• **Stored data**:
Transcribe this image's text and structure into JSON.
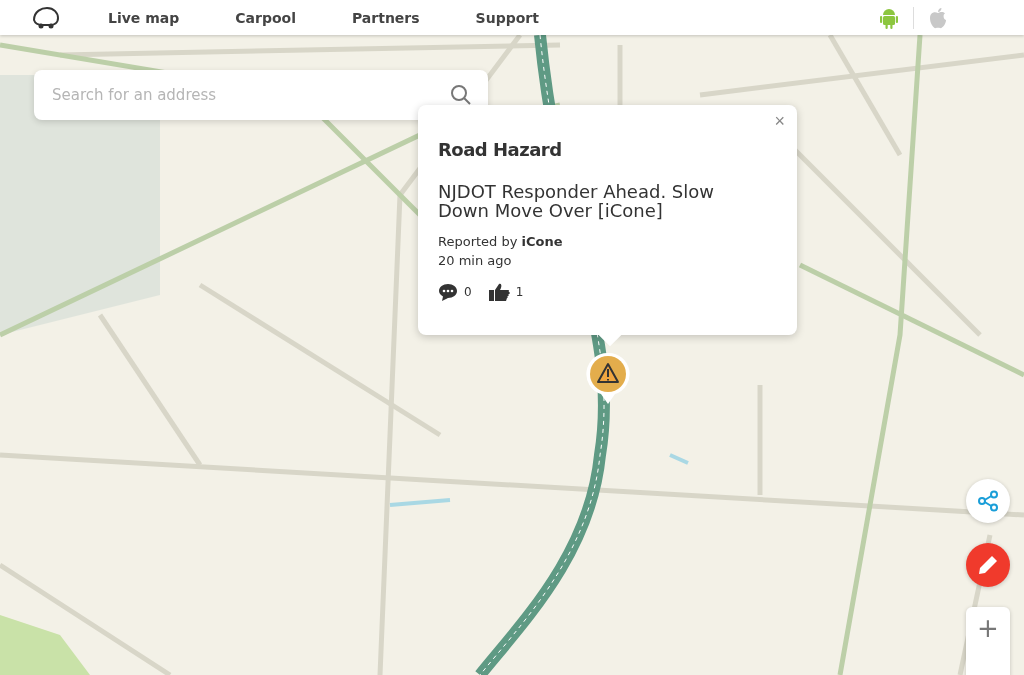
{
  "nav": {
    "links": [
      {
        "label": "Live map"
      },
      {
        "label": "Carpool"
      },
      {
        "label": "Partners"
      },
      {
        "label": "Support"
      }
    ]
  },
  "search": {
    "placeholder": "Search for an address"
  },
  "popup": {
    "title": "Road Hazard",
    "description": "NJDOT Responder Ahead. Slow Down Move Over [iCone]",
    "reported_by": "Reported by **iCone**",
    "time": "20 min ago",
    "comments": "0",
    "thumbs_up": "1",
    "close": "×"
  },
  "controls": {
    "zoom_in": "+"
  }
}
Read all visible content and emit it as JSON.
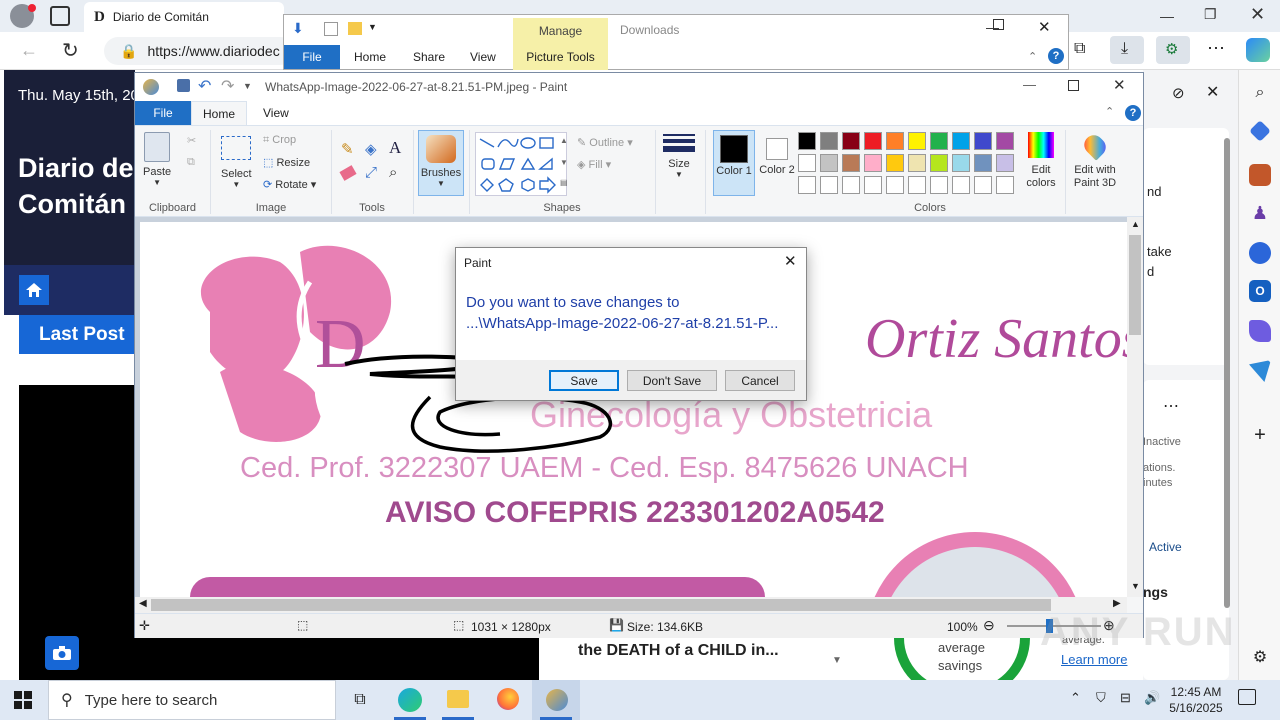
{
  "browser": {
    "tab_title": "Diario de Comitán",
    "tab_logo": "D",
    "url": "https://www.diariodec"
  },
  "site": {
    "date": "Thu. May 15th, 20",
    "title_line1": "Diario de",
    "title_line2": "Comitán",
    "last_post": "Last Post",
    "article_title": "the DEATH of a CHILD in...",
    "savings_line1": "average",
    "savings_line2": "savings",
    "average_text": "average.",
    "learn_more": "Learn more"
  },
  "right_panel": {
    "snippet1": "nd",
    "snippet2": "take",
    "snippet3": "d",
    "inactive": "Inactive",
    "ations": "ations.",
    "minutes": "inutes",
    "active": "Active",
    "ngs": "ngs"
  },
  "explorer": {
    "title": "Downloads",
    "tabs": [
      "File",
      "Home",
      "Share",
      "View"
    ],
    "manage": "Manage",
    "picture_tools": "Picture Tools"
  },
  "paint": {
    "title": "WhatsApp-Image-2022-06-27-at-8.21.51-PM.jpeg - Paint",
    "tabs": [
      "File",
      "Home",
      "View"
    ],
    "clipboard": {
      "paste": "Paste",
      "label": "Clipboard"
    },
    "image": {
      "select": "Select",
      "crop": "Crop",
      "resize": "Resize",
      "rotate": "Rotate",
      "label": "Image"
    },
    "tools_label": "Tools",
    "brushes": "Brushes",
    "shapes": {
      "outline": "Outline",
      "fill": "Fill",
      "label": "Shapes"
    },
    "size": "Size",
    "color1": "Color 1",
    "color2": "Color 2",
    "colors_label": "Colors",
    "edit_colors": "Edit colors",
    "edit_3d": "Edit with Paint 3D",
    "palette_row1": [
      "#000000",
      "#7f7f7f",
      "#880015",
      "#ed1c24",
      "#ff7f27",
      "#fff200",
      "#22b14c",
      "#00a2e8",
      "#3f48cc",
      "#a349a4"
    ],
    "palette_row2": [
      "#ffffff",
      "#c3c3c3",
      "#b97a57",
      "#ffaec9",
      "#ffc90e",
      "#efe4b0",
      "#b5e61d",
      "#99d9ea",
      "#7092be",
      "#c8bfe7"
    ],
    "status": {
      "dimensions": "1031 × 1280px",
      "size": "Size: 134.6KB",
      "zoom": "100%"
    }
  },
  "image_content": {
    "name_fragment_left": "D",
    "name_fragment_right": "Ortiz Santos",
    "specialty": "Ginecología y Obstetricia",
    "ced_line": "Ced. Prof. 3222307 UAEM - Ced. Esp. 8475626 UNACH",
    "aviso": "AVISO COFEPRIS 223301202A0542"
  },
  "dialog": {
    "title": "Paint",
    "line1": "Do you want to save changes to",
    "line2": "...\\WhatsApp-Image-2022-06-27-at-8.21.51-P...",
    "save": "Save",
    "dont_save": "Don't Save",
    "cancel": "Cancel"
  },
  "taskbar": {
    "search_placeholder": "Type here to search",
    "time": "12:45 AM",
    "date": "5/16/2025"
  },
  "watermark": "ANY RUN"
}
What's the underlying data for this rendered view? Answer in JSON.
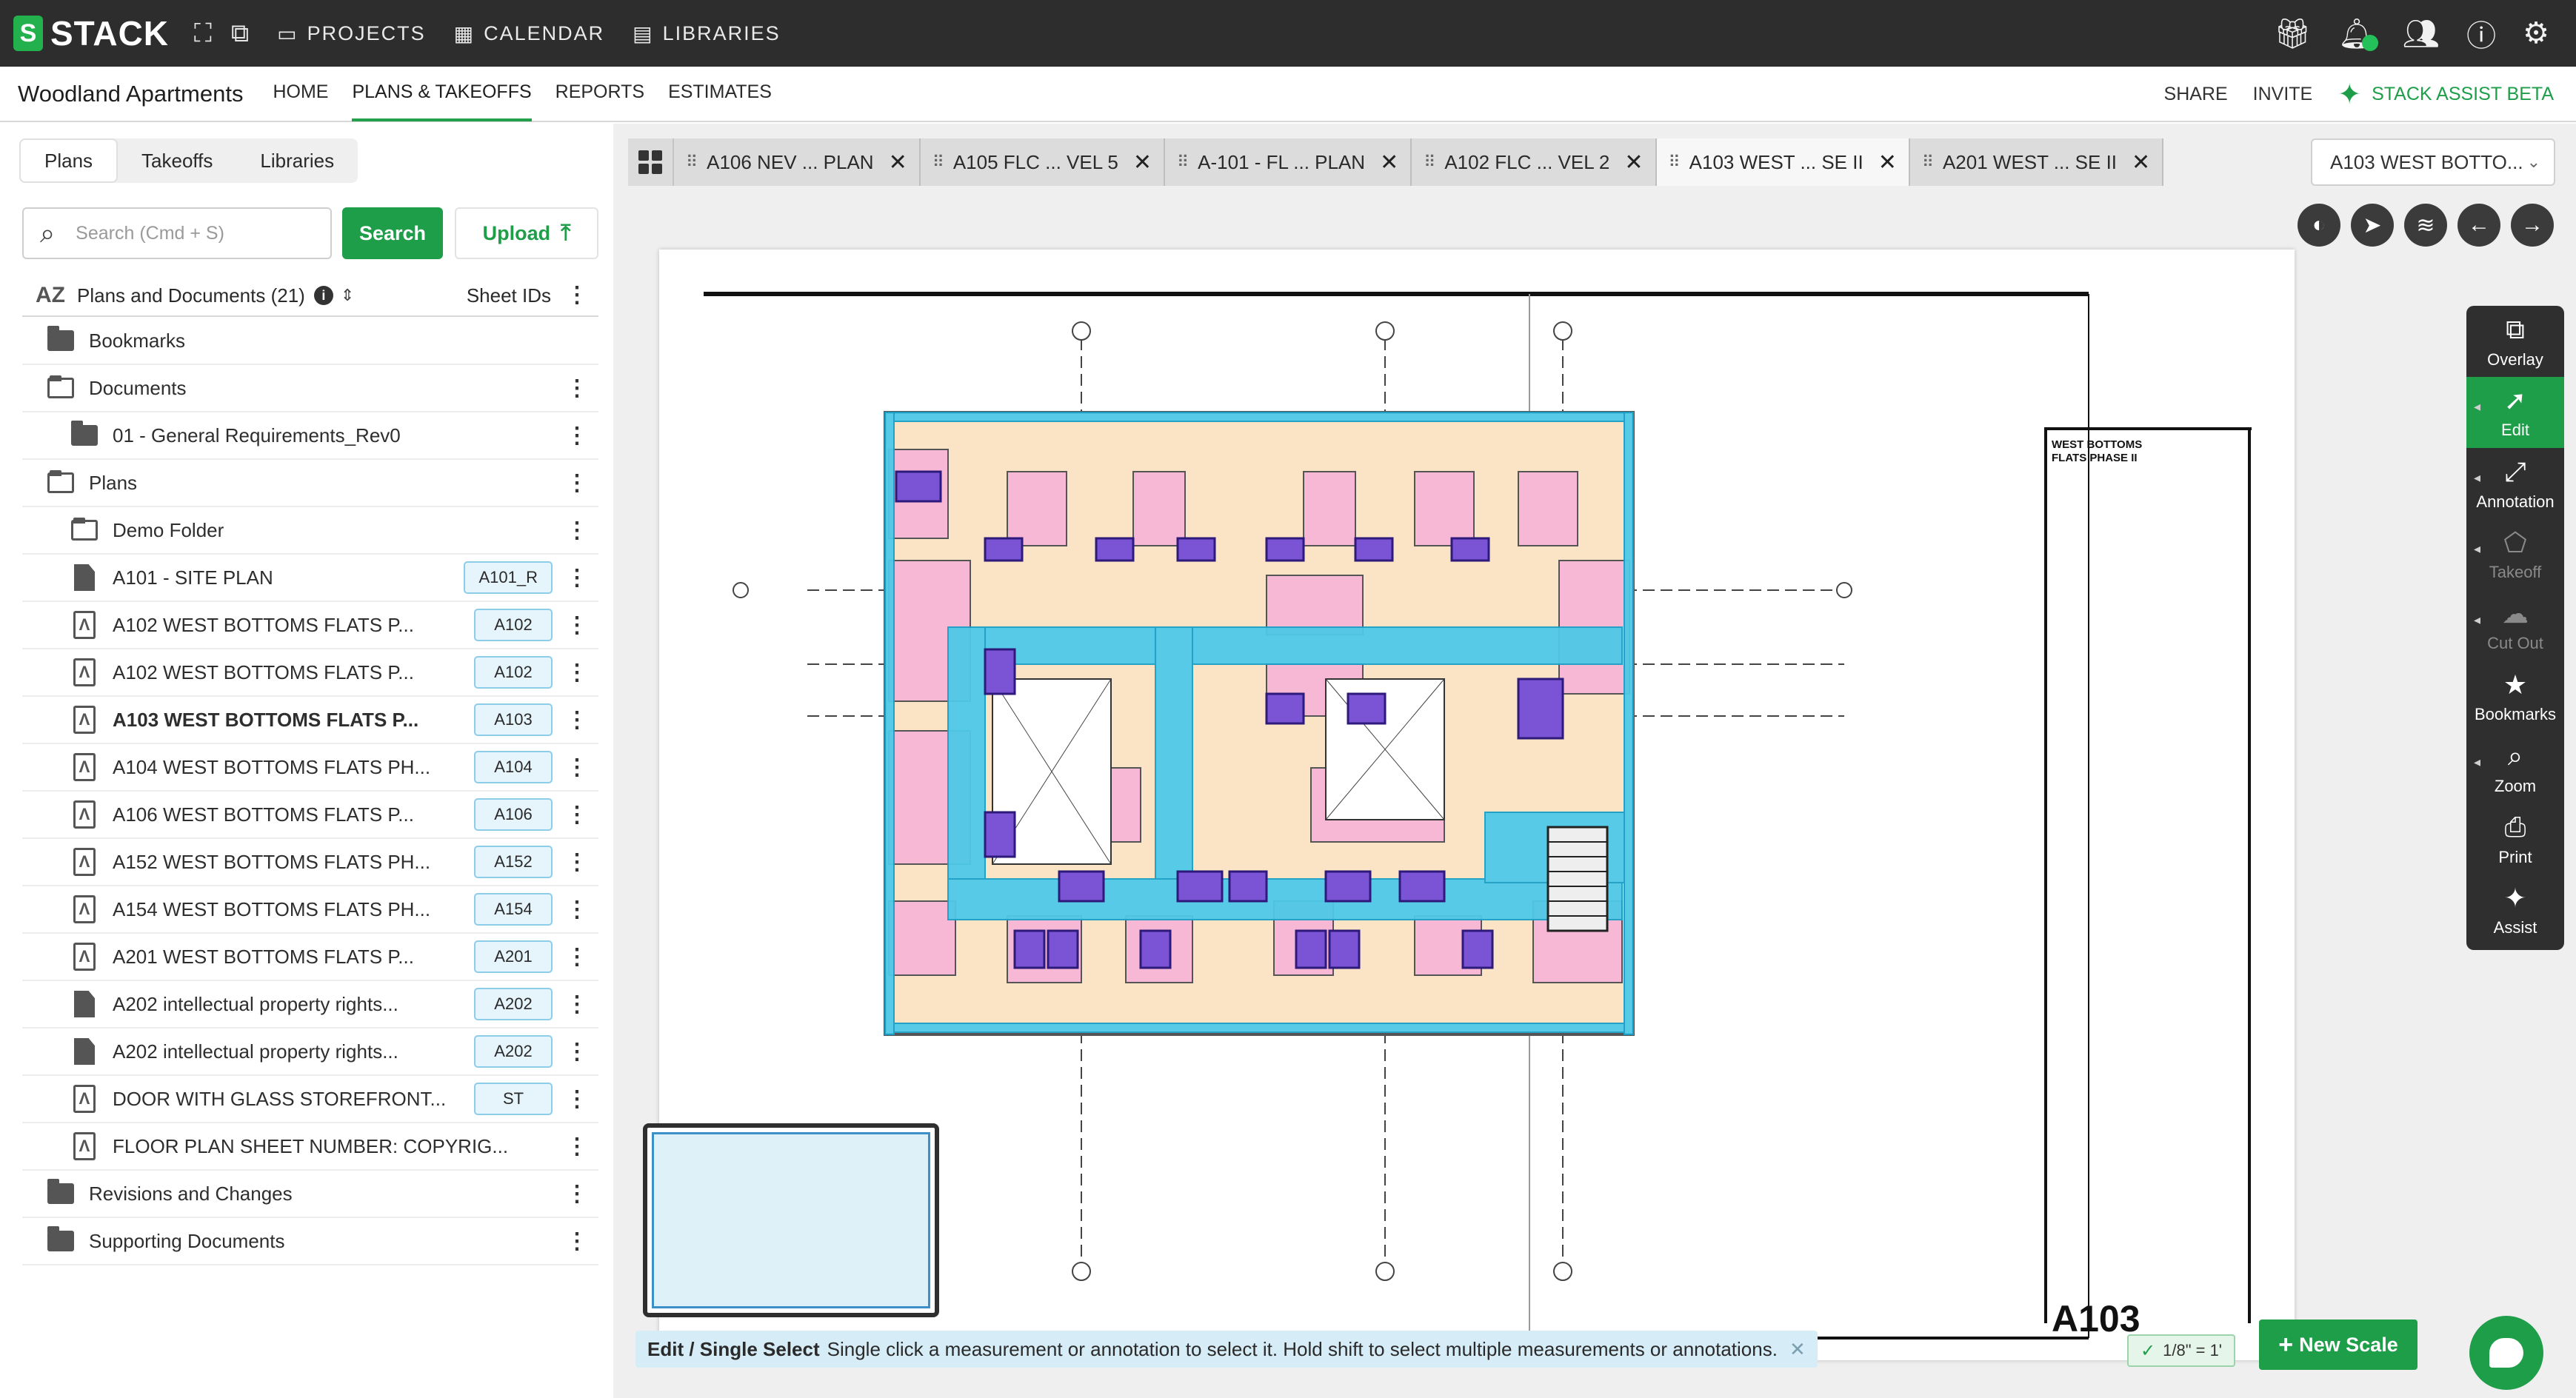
{
  "brand": {
    "logo_text": "STACK",
    "accent": "#1f9e4a",
    "nav_bg": "#2d2d2d"
  },
  "topnav": {
    "items": [
      {
        "label": "PROJECTS",
        "icon": "briefcase-icon"
      },
      {
        "label": "CALENDAR",
        "icon": "calendar-icon"
      },
      {
        "label": "LIBRARIES",
        "icon": "book-icon"
      }
    ],
    "right_icons": [
      "gift-icon",
      "bell-icon",
      "users-icon",
      "help-icon",
      "user-settings-icon"
    ]
  },
  "subbar": {
    "project_title": "Woodland Apartments",
    "tabs": [
      "HOME",
      "PLANS & TAKEOFFS",
      "REPORTS",
      "ESTIMATES"
    ],
    "active_tab": "PLANS & TAKEOFFS",
    "share": "SHARE",
    "invite": "INVITE",
    "assist": "STACK ASSIST BETA"
  },
  "left": {
    "tabs": [
      "Plans",
      "Takeoffs",
      "Libraries"
    ],
    "active_tab": "Plans",
    "search_placeholder": "Search (Cmd + S)",
    "search_button": "Search",
    "upload_button": "Upload",
    "list_title": "Plans and Documents (21)",
    "sheet_ids_label": "Sheet IDs",
    "rows": [
      {
        "label": "Bookmarks",
        "type": "folder",
        "indent": 1,
        "kebab": false
      },
      {
        "label": "Documents",
        "type": "folder-open",
        "indent": 1,
        "kebab": true
      },
      {
        "label": "01 - General Requirements_Rev0",
        "type": "folder",
        "indent": 2,
        "kebab": true
      },
      {
        "label": "Plans",
        "type": "folder-open",
        "indent": 1,
        "kebab": true
      },
      {
        "label": "Demo Folder",
        "type": "folder-open",
        "indent": 2,
        "kebab": true
      },
      {
        "label": "A101 - SITE PLAN",
        "type": "page",
        "indent": 2,
        "badge": "A101_R",
        "kebab": true
      },
      {
        "label": "A102 WEST BOTTOMS FLATS P...",
        "type": "plan",
        "indent": 2,
        "badge": "A102",
        "kebab": true
      },
      {
        "label": "A102 WEST BOTTOMS FLATS P...",
        "type": "plan",
        "indent": 2,
        "badge": "A102",
        "kebab": true
      },
      {
        "label": "A103 WEST BOTTOMS FLATS P...",
        "type": "plan",
        "indent": 2,
        "badge": "A103",
        "kebab": true,
        "bold": true
      },
      {
        "label": "A104 WEST BOTTOMS FLATS PH...",
        "type": "plan",
        "indent": 2,
        "badge": "A104",
        "kebab": true
      },
      {
        "label": "A106 WEST BOTTOMS FLATS P...",
        "type": "plan",
        "indent": 2,
        "badge": "A106",
        "kebab": true
      },
      {
        "label": "A152 WEST BOTTOMS FLATS PH...",
        "type": "plan",
        "indent": 2,
        "badge": "A152",
        "kebab": true
      },
      {
        "label": "A154 WEST BOTTOMS FLATS PH...",
        "type": "plan",
        "indent": 2,
        "badge": "A154",
        "kebab": true
      },
      {
        "label": "A201 WEST BOTTOMS FLATS P...",
        "type": "plan",
        "indent": 2,
        "badge": "A201",
        "kebab": true
      },
      {
        "label": "A202 intellectual property rights...",
        "type": "page",
        "indent": 2,
        "badge": "A202",
        "kebab": true
      },
      {
        "label": "A202 intellectual property rights...",
        "type": "page",
        "indent": 2,
        "badge": "A202",
        "kebab": true
      },
      {
        "label": "DOOR WITH GLASS STOREFRONT...",
        "type": "plan",
        "indent": 2,
        "badge": "ST",
        "kebab": true
      },
      {
        "label": "FLOOR PLAN SHEET NUMBER: COPYRIG...",
        "type": "plan",
        "indent": 2,
        "kebab": true
      },
      {
        "label": "Revisions and Changes",
        "type": "folder",
        "indent": 1,
        "kebab": true
      },
      {
        "label": "Supporting Documents",
        "type": "folder",
        "indent": 1,
        "kebab": true
      }
    ]
  },
  "viewer": {
    "sheet_tabs": [
      {
        "label": "A106 NEV ... PLAN",
        "active": false
      },
      {
        "label": "A105 FLC ... VEL 5",
        "active": false
      },
      {
        "label": "A-101 - FL​ ... PLAN",
        "active": false
      },
      {
        "label": "A102 FLC ... VEL 2",
        "active": false
      },
      {
        "label": "A103 WEST ... SE II",
        "active": true
      },
      {
        "label": "A201 WEST ... SE II",
        "active": false
      }
    ],
    "sheet_select": "A103 WEST BOTTO...",
    "view_tools": [
      "contrast-icon",
      "compass-icon",
      "layers-icon",
      "arrow-left-icon",
      "arrow-right-icon"
    ],
    "toolbar": [
      {
        "label": "Overlay",
        "icon": "overlay-icon",
        "state": "normal"
      },
      {
        "label": "Edit",
        "icon": "cursor-icon",
        "state": "active"
      },
      {
        "label": "Annotation",
        "icon": "annotation-icon",
        "state": "normal"
      },
      {
        "label": "Takeoff",
        "icon": "takeoff-icon",
        "state": "disabled"
      },
      {
        "label": "Cut Out",
        "icon": "cutout-icon",
        "state": "disabled"
      },
      {
        "label": "Bookmarks",
        "icon": "star-icon",
        "state": "normal"
      },
      {
        "label": "Zoom",
        "icon": "zoom-icon",
        "state": "normal"
      },
      {
        "label": "Print",
        "icon": "printer-icon",
        "state": "normal"
      },
      {
        "label": "Assist",
        "icon": "sparkle-icon",
        "state": "normal"
      }
    ],
    "title_block": {
      "project": "WEST BOTTOMS FLATS PHASE II",
      "sheet_number": "A103"
    },
    "hint_bold": "Edit / Single Select",
    "hint_text": "Single click a measurement or annotation to select it. Hold shift to select multiple measurements or annotations.",
    "scale_chip": "1/8\" = 1'",
    "new_scale_button": "New Scale"
  }
}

• **WHAT IS REQUIRED**:
Only lines that contain the word "WhatsApp" are wanted; copy each of them.

• **TASK RESPONSE**:
    "title": "WhatsApp-Image-2022-06-27-at-8.21.51-PM.jpeg - Paint",
    "line2": "...\\WhatsApp-Image-2022-06-27-at-8.21.51-P...",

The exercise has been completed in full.